DATASET ->
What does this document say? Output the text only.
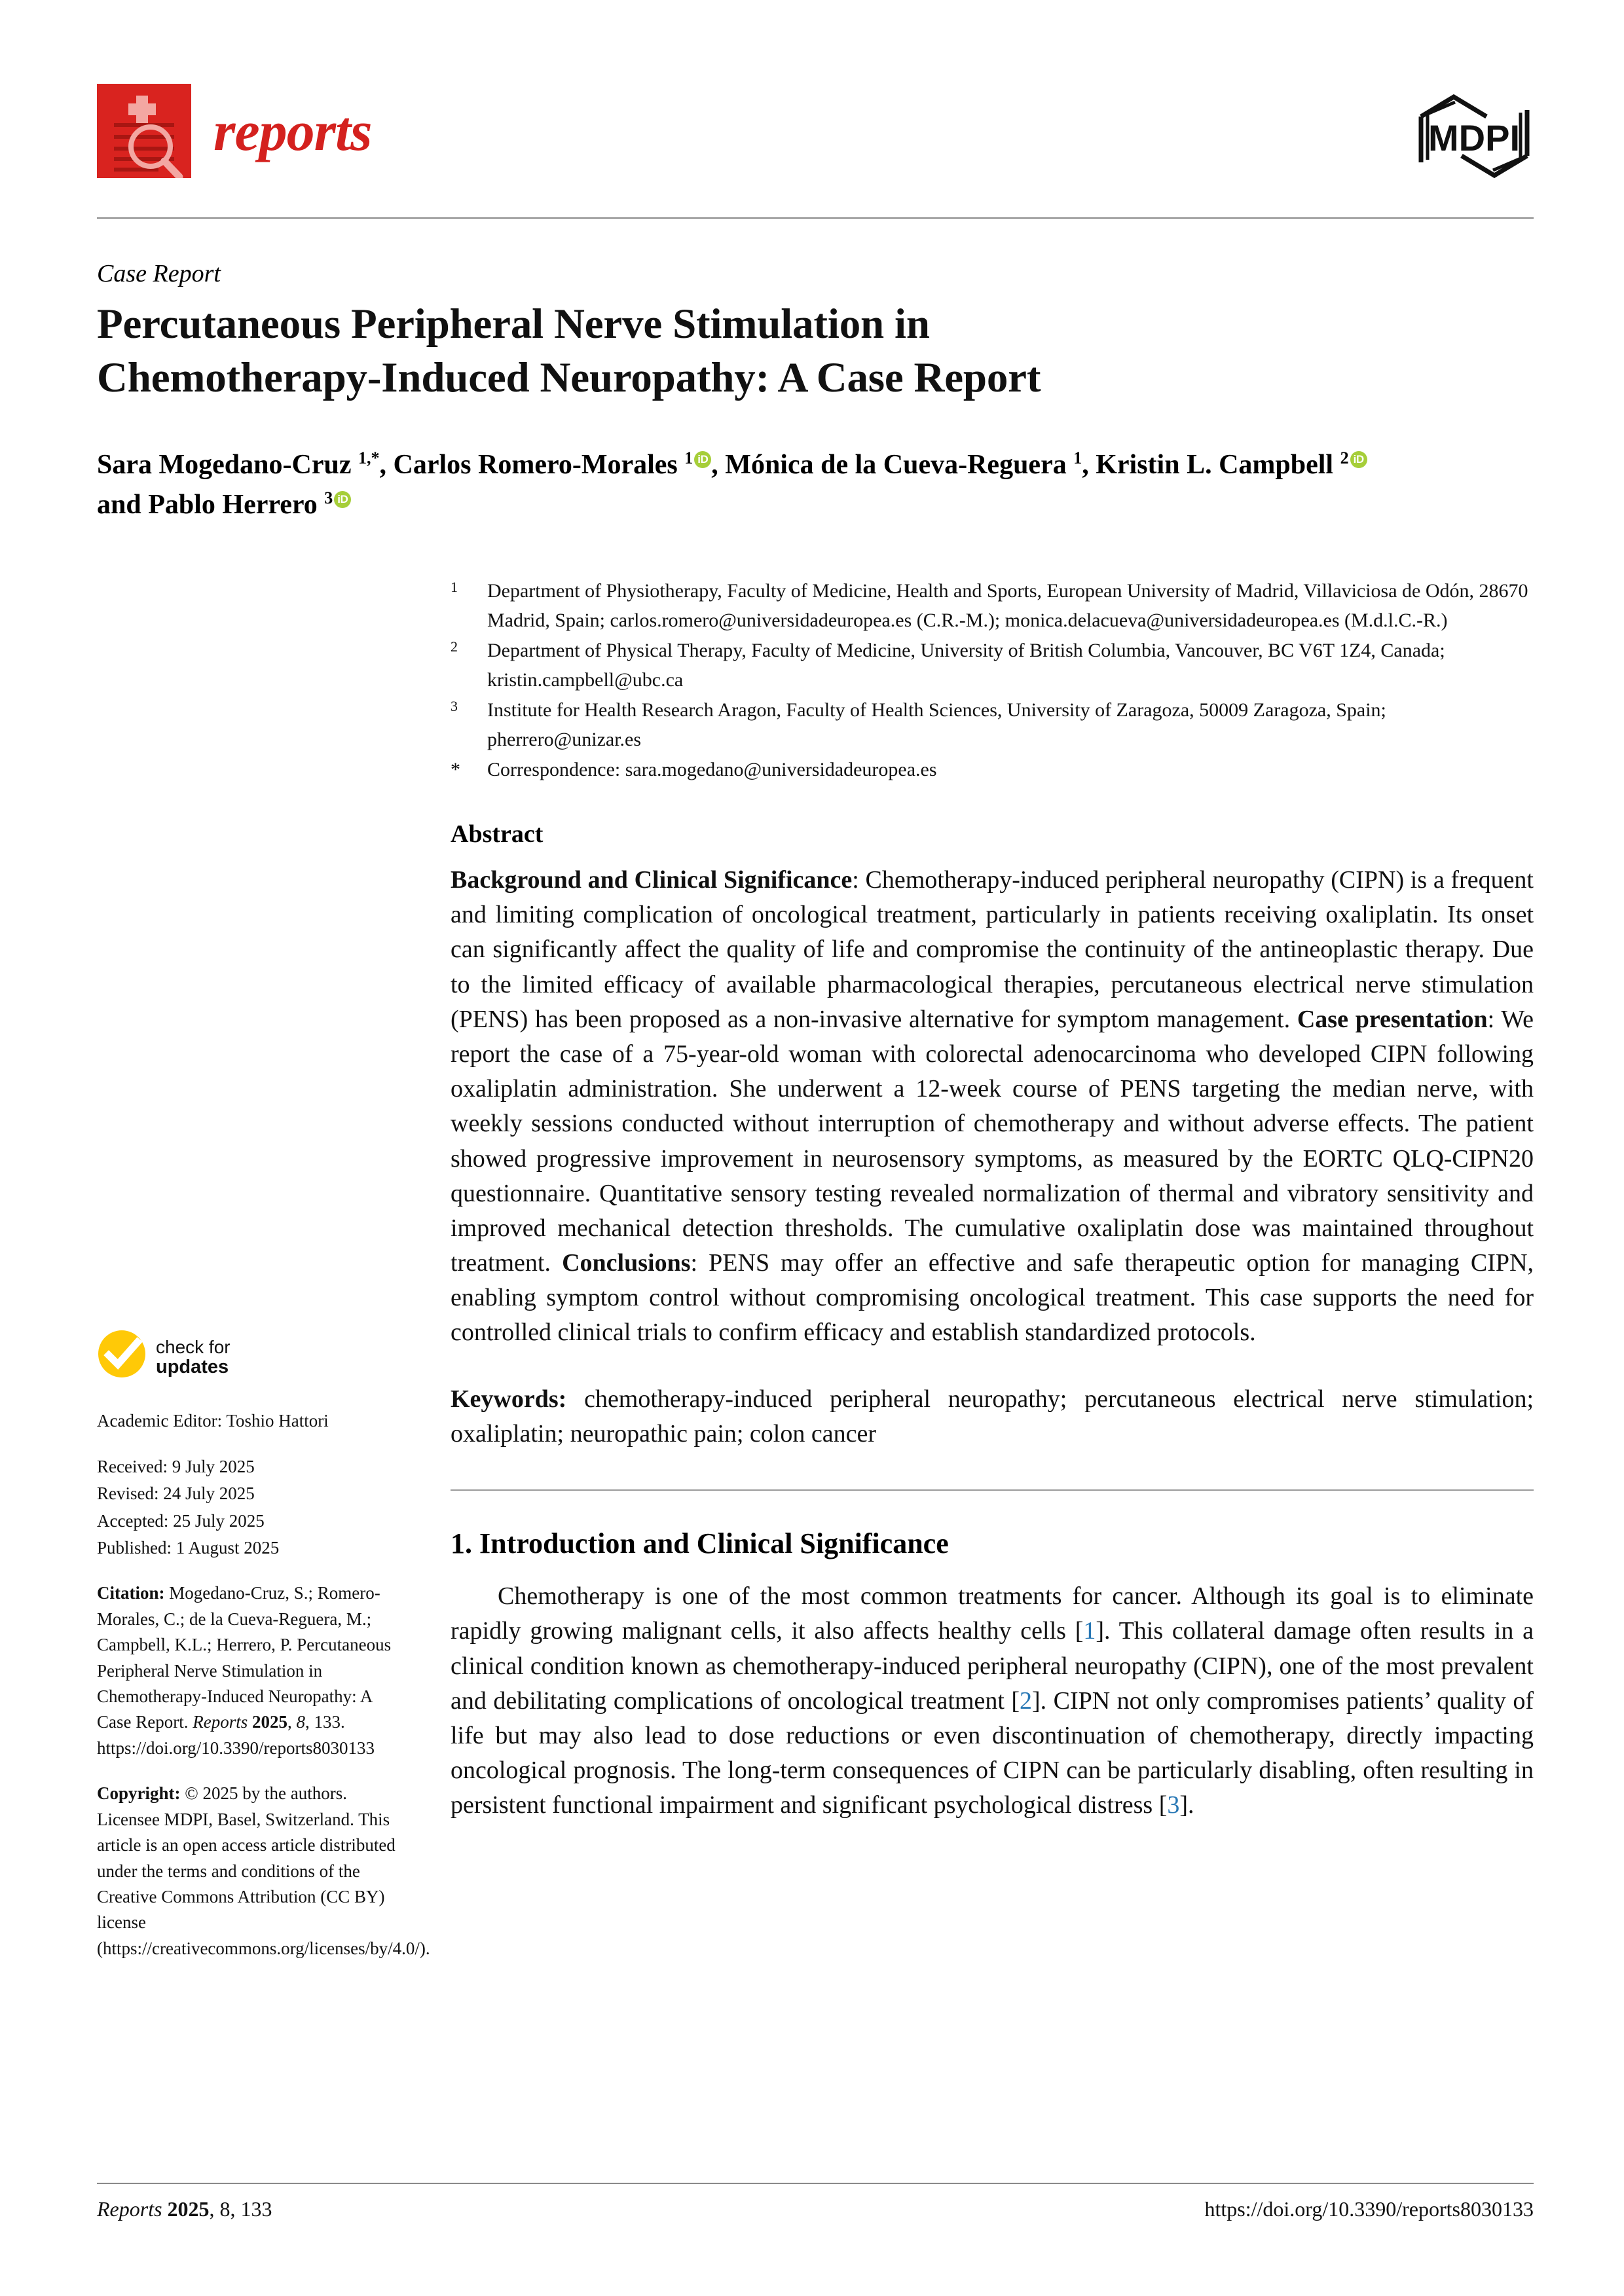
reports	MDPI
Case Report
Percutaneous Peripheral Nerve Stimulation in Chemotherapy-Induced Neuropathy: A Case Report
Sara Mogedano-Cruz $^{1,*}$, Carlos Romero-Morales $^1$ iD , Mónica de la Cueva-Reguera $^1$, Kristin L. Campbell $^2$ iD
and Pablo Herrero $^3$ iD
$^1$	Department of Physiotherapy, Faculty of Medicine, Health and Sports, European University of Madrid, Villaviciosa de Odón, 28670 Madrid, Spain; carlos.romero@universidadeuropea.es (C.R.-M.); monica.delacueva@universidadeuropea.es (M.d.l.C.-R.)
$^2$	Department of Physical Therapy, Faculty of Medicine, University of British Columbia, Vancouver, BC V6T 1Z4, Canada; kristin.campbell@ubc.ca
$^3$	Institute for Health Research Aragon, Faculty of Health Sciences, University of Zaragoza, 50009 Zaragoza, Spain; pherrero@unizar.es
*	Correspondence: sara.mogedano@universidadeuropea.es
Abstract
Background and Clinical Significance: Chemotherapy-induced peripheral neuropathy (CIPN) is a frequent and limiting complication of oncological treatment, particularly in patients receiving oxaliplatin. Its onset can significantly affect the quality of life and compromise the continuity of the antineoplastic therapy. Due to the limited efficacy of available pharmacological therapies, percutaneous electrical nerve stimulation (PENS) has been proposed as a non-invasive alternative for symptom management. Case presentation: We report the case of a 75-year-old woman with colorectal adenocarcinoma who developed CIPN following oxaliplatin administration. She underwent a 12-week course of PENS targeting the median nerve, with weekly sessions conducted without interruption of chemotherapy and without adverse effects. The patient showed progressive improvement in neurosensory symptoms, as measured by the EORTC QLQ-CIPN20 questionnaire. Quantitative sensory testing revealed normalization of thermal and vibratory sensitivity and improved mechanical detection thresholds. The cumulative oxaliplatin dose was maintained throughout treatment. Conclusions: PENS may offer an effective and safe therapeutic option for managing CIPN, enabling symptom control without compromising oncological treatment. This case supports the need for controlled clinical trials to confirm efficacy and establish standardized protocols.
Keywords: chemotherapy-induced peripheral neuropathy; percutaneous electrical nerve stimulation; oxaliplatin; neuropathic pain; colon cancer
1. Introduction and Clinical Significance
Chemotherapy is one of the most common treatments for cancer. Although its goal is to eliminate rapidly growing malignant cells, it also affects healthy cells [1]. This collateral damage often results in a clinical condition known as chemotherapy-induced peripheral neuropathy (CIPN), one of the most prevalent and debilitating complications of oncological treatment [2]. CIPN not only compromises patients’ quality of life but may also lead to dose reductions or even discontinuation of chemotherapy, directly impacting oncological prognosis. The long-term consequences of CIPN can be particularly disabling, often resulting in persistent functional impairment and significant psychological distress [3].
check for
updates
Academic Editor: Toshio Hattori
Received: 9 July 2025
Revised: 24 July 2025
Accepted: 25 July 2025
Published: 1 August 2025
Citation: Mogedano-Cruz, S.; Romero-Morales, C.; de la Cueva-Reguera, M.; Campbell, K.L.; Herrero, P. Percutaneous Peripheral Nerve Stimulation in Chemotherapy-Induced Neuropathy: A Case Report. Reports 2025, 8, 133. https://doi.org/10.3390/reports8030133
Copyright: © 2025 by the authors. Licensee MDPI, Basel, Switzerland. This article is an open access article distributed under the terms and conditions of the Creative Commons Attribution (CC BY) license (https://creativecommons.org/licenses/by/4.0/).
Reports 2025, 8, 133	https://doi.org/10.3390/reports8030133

ASSIGNMENT -> Each line of the records with the word "universidadeuropea" in it is to be copied.

WRITTEN SOLUTION ->
$^1$	Department of Physiotherapy, Faculty of Medicine, Health and Sports, European University of Madrid, Villaviciosa de Odón, 28670 Madrid, Spain; carlos.romero@universidadeuropea.es (C.R.-M.); monica.delacueva@universidadeuropea.es (M.d.l.C.-R.)
*	Correspondence: sara.mogedano@universidadeuropea.es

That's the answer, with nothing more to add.